Task brief:
Give a verbatim quotation of every record.

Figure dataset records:
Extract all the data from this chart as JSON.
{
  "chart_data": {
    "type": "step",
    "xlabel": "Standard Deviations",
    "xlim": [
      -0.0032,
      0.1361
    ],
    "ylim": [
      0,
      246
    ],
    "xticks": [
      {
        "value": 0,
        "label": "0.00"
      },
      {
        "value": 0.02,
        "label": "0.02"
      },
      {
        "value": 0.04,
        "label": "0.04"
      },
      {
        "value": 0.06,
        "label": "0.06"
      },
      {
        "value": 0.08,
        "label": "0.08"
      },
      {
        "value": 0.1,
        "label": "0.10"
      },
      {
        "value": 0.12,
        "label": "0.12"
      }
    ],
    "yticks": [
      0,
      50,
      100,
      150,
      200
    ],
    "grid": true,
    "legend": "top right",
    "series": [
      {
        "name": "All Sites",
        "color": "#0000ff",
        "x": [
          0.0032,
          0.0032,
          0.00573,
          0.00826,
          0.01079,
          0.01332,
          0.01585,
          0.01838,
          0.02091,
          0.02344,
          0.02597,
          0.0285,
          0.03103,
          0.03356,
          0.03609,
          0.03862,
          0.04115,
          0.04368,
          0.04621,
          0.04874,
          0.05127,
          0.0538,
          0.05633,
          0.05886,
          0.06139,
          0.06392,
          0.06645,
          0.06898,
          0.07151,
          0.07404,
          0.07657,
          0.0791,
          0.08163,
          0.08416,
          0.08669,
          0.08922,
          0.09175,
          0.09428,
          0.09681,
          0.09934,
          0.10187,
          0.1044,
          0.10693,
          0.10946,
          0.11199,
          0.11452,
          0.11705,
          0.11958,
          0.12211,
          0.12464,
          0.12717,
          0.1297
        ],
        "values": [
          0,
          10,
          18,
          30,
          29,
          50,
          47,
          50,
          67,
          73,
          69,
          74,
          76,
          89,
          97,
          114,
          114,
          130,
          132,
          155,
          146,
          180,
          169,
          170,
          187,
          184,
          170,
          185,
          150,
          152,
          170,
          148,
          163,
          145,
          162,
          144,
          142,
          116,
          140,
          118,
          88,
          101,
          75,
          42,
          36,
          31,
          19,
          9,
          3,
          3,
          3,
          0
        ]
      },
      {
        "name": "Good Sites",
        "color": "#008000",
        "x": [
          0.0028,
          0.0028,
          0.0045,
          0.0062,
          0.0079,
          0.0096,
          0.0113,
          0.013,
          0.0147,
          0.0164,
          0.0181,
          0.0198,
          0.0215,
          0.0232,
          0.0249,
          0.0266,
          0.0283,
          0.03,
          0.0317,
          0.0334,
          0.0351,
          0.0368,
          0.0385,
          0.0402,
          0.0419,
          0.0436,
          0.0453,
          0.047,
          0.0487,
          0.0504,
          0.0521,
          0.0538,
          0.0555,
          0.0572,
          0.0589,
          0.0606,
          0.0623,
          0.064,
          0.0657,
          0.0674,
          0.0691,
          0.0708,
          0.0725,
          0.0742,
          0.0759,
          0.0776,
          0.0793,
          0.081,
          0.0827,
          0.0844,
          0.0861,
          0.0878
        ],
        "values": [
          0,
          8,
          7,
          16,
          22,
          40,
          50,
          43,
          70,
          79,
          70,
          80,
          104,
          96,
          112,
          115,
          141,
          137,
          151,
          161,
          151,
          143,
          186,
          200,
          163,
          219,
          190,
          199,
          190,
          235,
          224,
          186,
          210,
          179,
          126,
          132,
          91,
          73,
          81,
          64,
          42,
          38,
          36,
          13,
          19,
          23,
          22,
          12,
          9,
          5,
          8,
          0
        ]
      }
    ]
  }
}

Response:
Extract all the data from this chart as JSON.
{
  "chart_data": {
    "type": "step",
    "xlabel": "Standard Deviations",
    "xlim": [
      -0.0032,
      0.1361
    ],
    "ylim": [
      0,
      246
    ],
    "xticks": [
      {
        "value": 0,
        "label": "0.00"
      },
      {
        "value": 0.02,
        "label": "0.02"
      },
      {
        "value": 0.04,
        "label": "0.04"
      },
      {
        "value": 0.06,
        "label": "0.06"
      },
      {
        "value": 0.08,
        "label": "0.08"
      },
      {
        "value": 0.1,
        "label": "0.10"
      },
      {
        "value": 0.12,
        "label": "0.12"
      }
    ],
    "yticks": [
      0,
      50,
      100,
      150,
      200
    ],
    "grid": true,
    "legend": "top right",
    "series": [
      {
        "name": "All Sites",
        "color": "#0000ff",
        "x": [
          0.0032,
          0.0032,
          0.00573,
          0.00826,
          0.01079,
          0.01332,
          0.01585,
          0.01838,
          0.02091,
          0.02344,
          0.02597,
          0.0285,
          0.03103,
          0.03356,
          0.03609,
          0.03862,
          0.04115,
          0.04368,
          0.04621,
          0.04874,
          0.05127,
          0.0538,
          0.05633,
          0.05886,
          0.06139,
          0.06392,
          0.06645,
          0.06898,
          0.07151,
          0.07404,
          0.07657,
          0.0791,
          0.08163,
          0.08416,
          0.08669,
          0.08922,
          0.09175,
          0.09428,
          0.09681,
          0.09934,
          0.10187,
          0.1044,
          0.10693,
          0.10946,
          0.11199,
          0.11452,
          0.11705,
          0.11958,
          0.12211,
          0.12464,
          0.12717,
          0.1297
        ],
        "values": [
          0,
          10,
          18,
          30,
          29,
          50,
          47,
          50,
          67,
          73,
          69,
          74,
          76,
          89,
          97,
          114,
          114,
          130,
          132,
          155,
          146,
          180,
          169,
          170,
          187,
          184,
          170,
          185,
          150,
          152,
          170,
          148,
          163,
          145,
          162,
          144,
          142,
          116,
          140,
          118,
          88,
          101,
          75,
          42,
          36,
          31,
          19,
          9,
          3,
          3,
          3,
          0
        ]
      },
      {
        "name": "Good Sites",
        "color": "#008000",
        "x": [
          0.0028,
          0.0028,
          0.0045,
          0.0062,
          0.0079,
          0.0096,
          0.0113,
          0.013,
          0.0147,
          0.0164,
          0.0181,
          0.0198,
          0.0215,
          0.0232,
          0.0249,
          0.0266,
          0.0283,
          0.03,
          0.0317,
          0.0334,
          0.0351,
          0.0368,
          0.0385,
          0.0402,
          0.0419,
          0.0436,
          0.0453,
          0.047,
          0.0487,
          0.0504,
          0.0521,
          0.0538,
          0.0555,
          0.0572,
          0.0589,
          0.0606,
          0.0623,
          0.064,
          0.0657,
          0.0674,
          0.0691,
          0.0708,
          0.0725,
          0.0742,
          0.0759,
          0.0776,
          0.0793,
          0.081,
          0.0827,
          0.0844,
          0.0861,
          0.0878
        ],
        "values": [
          0,
          8,
          7,
          16,
          22,
          40,
          50,
          43,
          70,
          79,
          70,
          80,
          104,
          96,
          112,
          115,
          141,
          137,
          151,
          161,
          151,
          143,
          186,
          200,
          163,
          219,
          190,
          199,
          190,
          235,
          224,
          186,
          210,
          179,
          126,
          132,
          91,
          73,
          81,
          64,
          42,
          38,
          36,
          13,
          19,
          23,
          22,
          12,
          9,
          5,
          8,
          0
        ]
      }
    ]
  }
}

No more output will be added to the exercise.